### [DATA LINES]
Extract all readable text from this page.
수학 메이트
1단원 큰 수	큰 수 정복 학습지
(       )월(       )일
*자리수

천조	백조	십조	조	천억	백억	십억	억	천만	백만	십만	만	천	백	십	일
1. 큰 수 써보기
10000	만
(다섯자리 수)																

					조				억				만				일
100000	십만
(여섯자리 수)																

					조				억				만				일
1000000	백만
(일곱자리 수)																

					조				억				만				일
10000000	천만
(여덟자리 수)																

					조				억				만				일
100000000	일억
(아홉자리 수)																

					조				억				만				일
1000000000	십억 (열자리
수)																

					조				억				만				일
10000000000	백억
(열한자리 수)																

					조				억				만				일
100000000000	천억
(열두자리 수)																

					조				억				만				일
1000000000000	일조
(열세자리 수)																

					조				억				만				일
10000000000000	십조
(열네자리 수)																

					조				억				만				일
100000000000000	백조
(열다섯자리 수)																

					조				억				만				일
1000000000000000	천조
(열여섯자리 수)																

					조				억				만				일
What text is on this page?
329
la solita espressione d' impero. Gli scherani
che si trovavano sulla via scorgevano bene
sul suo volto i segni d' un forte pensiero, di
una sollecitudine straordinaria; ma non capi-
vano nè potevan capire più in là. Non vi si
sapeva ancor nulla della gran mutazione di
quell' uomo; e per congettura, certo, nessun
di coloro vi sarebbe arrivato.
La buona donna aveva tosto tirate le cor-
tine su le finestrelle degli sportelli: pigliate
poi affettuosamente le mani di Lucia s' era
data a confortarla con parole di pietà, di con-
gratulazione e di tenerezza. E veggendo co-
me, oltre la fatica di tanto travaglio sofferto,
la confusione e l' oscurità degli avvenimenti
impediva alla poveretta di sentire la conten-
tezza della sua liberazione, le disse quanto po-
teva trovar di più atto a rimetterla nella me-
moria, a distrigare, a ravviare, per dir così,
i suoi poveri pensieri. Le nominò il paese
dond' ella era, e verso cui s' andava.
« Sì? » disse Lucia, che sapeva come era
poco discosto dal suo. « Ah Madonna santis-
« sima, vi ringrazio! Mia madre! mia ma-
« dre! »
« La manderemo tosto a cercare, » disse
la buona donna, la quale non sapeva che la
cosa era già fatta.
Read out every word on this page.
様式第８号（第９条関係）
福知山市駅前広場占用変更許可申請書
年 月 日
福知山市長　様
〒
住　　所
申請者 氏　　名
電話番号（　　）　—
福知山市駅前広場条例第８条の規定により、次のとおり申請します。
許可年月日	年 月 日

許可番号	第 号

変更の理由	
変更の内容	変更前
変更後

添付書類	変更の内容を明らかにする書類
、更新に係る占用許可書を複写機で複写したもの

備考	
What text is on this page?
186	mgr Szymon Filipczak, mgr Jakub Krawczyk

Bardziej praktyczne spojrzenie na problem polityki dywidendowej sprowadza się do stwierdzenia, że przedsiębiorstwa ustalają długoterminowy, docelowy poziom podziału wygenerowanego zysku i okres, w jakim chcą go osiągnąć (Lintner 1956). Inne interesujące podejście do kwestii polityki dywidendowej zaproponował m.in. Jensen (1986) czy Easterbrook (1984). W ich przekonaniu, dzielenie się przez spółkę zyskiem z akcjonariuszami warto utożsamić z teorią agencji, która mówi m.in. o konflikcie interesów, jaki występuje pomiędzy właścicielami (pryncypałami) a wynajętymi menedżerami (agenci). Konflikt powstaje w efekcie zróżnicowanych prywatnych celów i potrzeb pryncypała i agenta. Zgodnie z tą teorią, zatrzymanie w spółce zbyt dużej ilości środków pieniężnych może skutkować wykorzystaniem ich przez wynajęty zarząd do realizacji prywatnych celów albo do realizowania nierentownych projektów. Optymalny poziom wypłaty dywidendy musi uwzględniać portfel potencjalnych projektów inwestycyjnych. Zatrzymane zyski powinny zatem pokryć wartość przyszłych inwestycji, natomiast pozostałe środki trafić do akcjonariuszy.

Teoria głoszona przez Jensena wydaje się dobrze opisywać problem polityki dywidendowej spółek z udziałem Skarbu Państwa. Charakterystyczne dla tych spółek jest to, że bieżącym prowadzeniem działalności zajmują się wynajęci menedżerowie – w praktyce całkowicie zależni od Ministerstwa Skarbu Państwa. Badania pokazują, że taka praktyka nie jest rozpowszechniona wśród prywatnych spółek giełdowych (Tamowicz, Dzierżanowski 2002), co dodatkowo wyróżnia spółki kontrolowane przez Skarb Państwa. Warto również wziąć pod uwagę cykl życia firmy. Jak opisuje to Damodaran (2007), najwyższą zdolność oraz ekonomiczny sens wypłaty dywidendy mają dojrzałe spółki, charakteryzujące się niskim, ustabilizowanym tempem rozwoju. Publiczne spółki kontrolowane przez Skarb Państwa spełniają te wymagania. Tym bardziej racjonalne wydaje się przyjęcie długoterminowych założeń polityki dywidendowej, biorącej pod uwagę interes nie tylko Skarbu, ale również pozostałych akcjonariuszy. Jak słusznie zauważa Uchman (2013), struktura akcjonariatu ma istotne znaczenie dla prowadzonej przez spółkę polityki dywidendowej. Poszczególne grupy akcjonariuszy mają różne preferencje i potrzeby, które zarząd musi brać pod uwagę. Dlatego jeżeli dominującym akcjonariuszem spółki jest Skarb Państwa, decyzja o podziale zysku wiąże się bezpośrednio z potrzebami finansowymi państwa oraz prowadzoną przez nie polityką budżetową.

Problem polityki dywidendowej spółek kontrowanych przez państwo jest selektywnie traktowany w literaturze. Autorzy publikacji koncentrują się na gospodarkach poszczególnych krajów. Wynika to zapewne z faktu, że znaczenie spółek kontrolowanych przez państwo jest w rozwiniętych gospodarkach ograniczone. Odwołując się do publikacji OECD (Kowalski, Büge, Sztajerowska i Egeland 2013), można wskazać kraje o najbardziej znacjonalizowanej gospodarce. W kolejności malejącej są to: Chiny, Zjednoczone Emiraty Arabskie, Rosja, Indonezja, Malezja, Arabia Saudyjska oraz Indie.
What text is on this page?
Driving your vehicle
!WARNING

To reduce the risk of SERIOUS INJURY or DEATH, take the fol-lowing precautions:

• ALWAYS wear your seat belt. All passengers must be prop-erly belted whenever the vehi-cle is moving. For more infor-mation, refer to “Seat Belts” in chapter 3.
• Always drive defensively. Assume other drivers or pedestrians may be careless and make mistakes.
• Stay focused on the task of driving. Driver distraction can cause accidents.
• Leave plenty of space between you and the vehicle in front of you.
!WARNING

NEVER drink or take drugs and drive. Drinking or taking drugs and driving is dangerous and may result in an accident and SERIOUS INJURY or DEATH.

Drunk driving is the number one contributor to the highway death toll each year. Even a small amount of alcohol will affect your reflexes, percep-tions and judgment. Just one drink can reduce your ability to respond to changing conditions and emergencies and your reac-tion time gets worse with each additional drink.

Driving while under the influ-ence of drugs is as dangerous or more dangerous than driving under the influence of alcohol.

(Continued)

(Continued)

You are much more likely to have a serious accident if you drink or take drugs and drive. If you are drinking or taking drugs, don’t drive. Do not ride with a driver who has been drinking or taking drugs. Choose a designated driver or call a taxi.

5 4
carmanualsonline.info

### [PROBLEM STATEMENT]
Locate the word "sapeva" in the data above. Copy every line carrying it.

### [EXERCISE OUTPUT]
sapeva ancor nulla della gran mutazione di
« Sì? » disse Lucia, che sapeva come era
la buona donna, la quale non sapeva che la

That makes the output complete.